Give the data below again exactly as written, without its pictures.

========================================

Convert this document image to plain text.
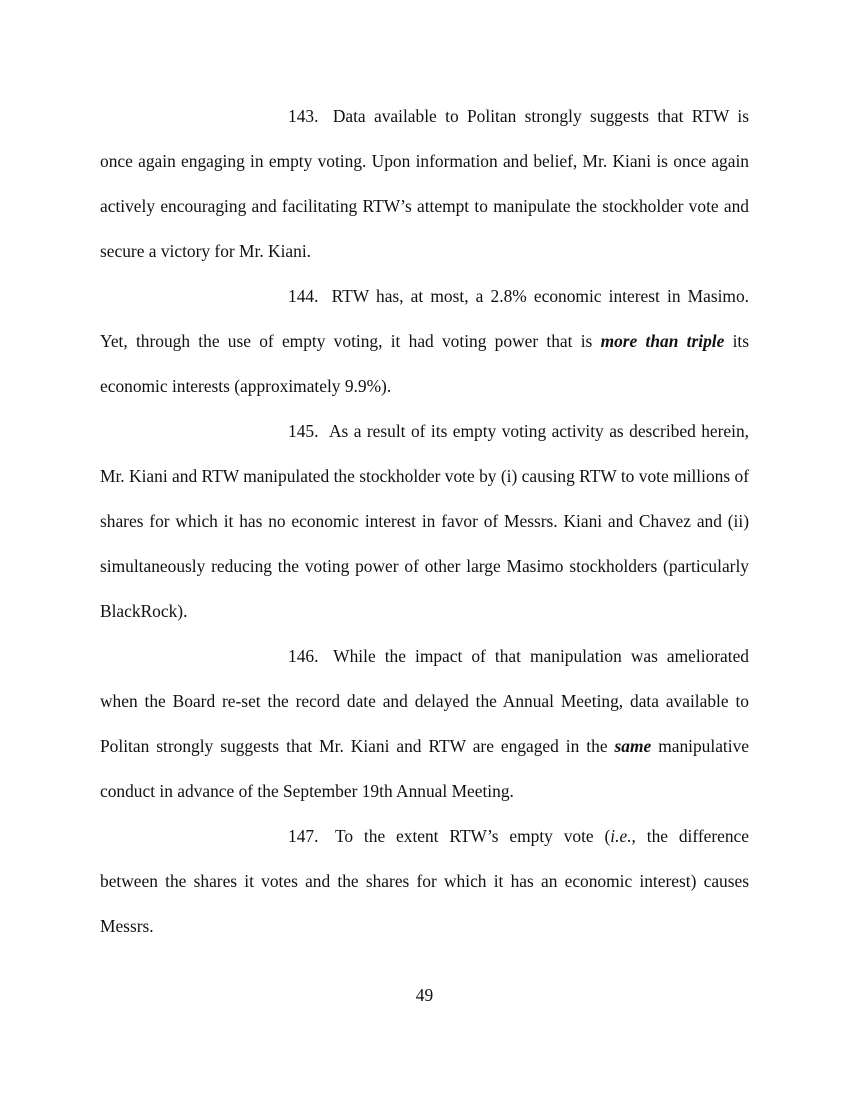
143. Data available to Politan strongly suggests that RTW is once again engaging in empty voting. Upon information and belief, Mr. Kiani is once again actively encouraging and facilitating RTW’s attempt to manipulate the stockholder vote and secure a victory for Mr. Kiani.

144. RTW has, at most, a 2.8% economic interest in Masimo. Yet, through the use of empty voting, it had voting power that is more than triple its economic interests (approximately 9.9%).

145. As a result of its empty voting activity as described herein, Mr. Kiani and RTW manipulated the stockholder vote by (i) causing RTW to vote millions of shares for which it has no economic interest in favor of Messrs. Kiani and Chavez and (ii) simultaneously reducing the voting power of other large Masimo stockholders (particularly BlackRock).

146. While the impact of that manipulation was ameliorated when the Board re-set the record date and delayed the Annual Meeting, data available to Politan strongly suggests that Mr. Kiani and RTW are engaged in the same manipulative conduct in advance of the September 19th Annual Meeting.

147. To the extent RTW’s empty vote (i.e., the difference between the shares it votes and the shares for which it has an economic interest) causes Messrs.

49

========================================

- WORKED SOLUTION -
Convert this document image to plain text.
143. Data available to Politan strongly suggests that RTW is once again engaging in empty voting. Upon information and belief, Mr. Kiani is once again actively encouraging and facilitating RTW’s attempt to manipulate the stockholder vote and secure a victory for Mr. Kiani.

144. RTW has, at most, a 2.8% economic interest in Masimo. Yet, through the use of empty voting, it had voting power that is more than triple its economic interests (approximately 9.9%).

145. As a result of its empty voting activity as described herein, Mr. Kiani and RTW manipulated the stockholder vote by (i) causing RTW to vote millions of shares for which it has no economic interest in favor of Messrs. Kiani and Chavez and (ii) simultaneously reducing the voting power of other large Masimo stockholders (particularly BlackRock).

146. While the impact of that manipulation was ameliorated when the Board re-set the record date and delayed the Annual Meeting, data available to Politan strongly suggests that Mr. Kiani and RTW are engaged in the same manipulative conduct in advance of the September 19th Annual Meeting.

147. To the extent RTW’s empty vote (i.e., the difference between the shares it votes and the shares for which it has an economic interest) causes Messrs.

49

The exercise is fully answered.